>>
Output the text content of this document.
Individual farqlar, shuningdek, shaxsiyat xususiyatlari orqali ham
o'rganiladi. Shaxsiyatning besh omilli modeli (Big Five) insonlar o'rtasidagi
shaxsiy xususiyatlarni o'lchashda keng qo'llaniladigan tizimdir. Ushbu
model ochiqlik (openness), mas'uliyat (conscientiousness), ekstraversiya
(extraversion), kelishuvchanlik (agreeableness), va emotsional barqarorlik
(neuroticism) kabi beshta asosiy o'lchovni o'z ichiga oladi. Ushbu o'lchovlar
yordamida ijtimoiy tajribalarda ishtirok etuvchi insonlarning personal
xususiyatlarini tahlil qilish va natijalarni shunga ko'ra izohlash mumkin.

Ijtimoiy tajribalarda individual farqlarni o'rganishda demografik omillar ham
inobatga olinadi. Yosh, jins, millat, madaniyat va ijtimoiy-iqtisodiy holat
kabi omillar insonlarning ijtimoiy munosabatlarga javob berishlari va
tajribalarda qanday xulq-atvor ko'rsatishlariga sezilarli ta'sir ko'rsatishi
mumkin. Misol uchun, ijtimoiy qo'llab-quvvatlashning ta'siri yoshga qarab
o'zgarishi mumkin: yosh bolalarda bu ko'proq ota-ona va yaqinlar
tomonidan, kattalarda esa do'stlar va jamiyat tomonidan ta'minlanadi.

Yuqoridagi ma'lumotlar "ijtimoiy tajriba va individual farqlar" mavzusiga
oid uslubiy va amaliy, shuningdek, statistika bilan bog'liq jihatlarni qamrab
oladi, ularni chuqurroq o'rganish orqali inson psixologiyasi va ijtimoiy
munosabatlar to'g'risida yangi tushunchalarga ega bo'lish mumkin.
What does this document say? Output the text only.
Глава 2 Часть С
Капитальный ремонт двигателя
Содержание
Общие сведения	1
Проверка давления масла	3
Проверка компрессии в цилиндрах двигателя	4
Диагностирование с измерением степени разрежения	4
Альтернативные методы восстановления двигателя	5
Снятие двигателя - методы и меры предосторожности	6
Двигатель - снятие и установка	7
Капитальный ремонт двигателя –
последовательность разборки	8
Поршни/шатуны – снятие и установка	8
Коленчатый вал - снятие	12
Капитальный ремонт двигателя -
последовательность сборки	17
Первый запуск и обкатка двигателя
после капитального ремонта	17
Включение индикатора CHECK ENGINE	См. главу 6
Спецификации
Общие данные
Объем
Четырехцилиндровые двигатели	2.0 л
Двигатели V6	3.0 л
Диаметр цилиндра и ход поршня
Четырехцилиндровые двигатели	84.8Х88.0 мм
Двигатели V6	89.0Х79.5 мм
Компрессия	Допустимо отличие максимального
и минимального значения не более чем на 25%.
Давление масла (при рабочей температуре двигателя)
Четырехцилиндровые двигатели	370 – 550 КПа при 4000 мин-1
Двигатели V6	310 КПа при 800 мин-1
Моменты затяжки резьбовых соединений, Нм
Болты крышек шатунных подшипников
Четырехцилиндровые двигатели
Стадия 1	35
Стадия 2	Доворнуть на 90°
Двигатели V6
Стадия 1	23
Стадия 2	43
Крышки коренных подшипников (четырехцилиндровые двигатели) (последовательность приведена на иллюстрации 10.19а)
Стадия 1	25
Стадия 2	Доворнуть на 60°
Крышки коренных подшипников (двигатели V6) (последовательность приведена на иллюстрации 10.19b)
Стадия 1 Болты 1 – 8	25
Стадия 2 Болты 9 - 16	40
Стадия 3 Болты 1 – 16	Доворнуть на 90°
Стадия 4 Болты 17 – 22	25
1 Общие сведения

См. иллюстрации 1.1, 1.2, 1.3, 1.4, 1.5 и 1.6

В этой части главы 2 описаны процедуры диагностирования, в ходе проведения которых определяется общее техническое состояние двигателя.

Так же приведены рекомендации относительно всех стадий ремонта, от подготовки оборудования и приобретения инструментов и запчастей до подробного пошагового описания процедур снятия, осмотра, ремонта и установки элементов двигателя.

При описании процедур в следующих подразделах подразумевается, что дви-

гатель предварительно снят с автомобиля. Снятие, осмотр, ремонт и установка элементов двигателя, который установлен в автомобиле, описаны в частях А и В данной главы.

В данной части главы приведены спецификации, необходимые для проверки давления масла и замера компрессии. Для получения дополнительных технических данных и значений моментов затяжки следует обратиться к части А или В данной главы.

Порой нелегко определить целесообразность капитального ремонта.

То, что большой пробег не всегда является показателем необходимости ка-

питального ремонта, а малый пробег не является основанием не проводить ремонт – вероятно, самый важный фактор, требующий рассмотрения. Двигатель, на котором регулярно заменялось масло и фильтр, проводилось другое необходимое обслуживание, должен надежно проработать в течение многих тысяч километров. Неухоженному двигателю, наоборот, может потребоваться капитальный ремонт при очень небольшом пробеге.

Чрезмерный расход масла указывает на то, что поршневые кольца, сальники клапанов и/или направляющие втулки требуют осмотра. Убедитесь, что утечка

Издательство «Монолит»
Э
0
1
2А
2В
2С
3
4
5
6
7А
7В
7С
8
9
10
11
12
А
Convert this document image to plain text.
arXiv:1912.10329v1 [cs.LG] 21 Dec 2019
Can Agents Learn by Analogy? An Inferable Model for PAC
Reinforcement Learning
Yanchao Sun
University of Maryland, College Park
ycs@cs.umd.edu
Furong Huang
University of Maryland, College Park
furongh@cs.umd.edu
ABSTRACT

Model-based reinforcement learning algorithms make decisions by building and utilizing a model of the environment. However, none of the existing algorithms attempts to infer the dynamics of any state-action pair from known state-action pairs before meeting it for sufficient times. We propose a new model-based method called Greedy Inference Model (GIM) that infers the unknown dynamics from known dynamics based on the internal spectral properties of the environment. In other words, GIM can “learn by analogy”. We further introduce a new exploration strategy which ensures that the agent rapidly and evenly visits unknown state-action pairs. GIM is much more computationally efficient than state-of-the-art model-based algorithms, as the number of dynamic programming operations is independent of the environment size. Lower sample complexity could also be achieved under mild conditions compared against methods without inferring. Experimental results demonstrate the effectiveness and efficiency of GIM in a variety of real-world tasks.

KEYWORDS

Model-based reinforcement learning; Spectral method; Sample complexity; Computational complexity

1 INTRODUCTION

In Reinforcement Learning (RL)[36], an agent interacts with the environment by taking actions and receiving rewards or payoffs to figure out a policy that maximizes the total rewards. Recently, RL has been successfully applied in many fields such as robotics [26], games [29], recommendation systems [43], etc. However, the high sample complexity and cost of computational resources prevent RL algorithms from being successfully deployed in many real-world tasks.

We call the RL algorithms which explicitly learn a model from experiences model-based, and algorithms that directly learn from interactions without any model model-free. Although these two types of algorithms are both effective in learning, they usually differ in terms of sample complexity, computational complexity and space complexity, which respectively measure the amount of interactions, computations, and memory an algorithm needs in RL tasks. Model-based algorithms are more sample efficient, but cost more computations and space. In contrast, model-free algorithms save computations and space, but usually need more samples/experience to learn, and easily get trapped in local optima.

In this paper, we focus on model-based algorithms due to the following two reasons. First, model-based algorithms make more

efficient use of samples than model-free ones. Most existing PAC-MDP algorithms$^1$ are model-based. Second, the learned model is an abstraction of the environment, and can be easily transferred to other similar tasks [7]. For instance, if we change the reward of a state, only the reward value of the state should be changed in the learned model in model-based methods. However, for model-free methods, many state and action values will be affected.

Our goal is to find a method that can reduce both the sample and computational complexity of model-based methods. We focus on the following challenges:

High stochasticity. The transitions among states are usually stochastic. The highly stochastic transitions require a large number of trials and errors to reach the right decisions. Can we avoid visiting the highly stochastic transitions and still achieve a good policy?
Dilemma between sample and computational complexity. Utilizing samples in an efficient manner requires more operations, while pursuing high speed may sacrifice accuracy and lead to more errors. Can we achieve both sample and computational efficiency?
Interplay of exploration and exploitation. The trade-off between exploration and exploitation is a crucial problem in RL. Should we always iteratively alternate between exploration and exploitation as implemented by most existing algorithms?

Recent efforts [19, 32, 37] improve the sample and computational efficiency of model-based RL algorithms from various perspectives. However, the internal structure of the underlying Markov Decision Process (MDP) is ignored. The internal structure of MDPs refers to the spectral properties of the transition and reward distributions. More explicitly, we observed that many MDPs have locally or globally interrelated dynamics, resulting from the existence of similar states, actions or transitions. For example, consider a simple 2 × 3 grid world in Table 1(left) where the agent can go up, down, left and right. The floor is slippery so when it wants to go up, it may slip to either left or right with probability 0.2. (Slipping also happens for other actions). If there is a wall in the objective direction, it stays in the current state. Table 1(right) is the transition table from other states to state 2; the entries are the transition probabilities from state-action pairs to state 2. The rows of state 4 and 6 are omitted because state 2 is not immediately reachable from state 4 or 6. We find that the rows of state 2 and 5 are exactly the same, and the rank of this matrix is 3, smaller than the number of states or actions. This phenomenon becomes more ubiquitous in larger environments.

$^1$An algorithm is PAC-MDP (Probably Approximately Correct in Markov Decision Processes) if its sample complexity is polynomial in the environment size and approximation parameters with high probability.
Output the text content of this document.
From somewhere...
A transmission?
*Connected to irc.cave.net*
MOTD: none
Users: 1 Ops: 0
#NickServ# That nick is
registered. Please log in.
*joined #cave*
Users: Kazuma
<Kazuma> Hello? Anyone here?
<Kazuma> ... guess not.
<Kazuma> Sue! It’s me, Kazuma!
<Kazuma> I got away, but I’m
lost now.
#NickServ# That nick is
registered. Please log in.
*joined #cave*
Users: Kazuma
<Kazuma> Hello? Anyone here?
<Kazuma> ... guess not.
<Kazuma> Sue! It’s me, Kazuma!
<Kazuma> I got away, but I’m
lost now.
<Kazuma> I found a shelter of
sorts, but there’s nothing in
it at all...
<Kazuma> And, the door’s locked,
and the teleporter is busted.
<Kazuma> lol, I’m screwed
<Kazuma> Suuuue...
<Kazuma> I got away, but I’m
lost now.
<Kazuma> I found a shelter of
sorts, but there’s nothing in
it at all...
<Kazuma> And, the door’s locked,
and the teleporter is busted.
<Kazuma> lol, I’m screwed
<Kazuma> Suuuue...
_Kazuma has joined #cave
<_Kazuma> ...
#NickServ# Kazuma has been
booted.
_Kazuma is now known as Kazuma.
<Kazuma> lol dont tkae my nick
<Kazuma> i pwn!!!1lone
<<
What is needed:
Check each line of the records for the word "иллюстрации", and show the lines that contain it.

Result:
Крышки коренных подшипников (четырехцилиндровые двигатели) (последовательность приведена на иллюстрации 10.19а)
Крышки коренных подшипников (двигатели V6) (последовательность приведена на иллюстрации 10.19b)
См. иллюстрации 1.1, 1.2, 1.3, 1.4, 1.5 и 1.6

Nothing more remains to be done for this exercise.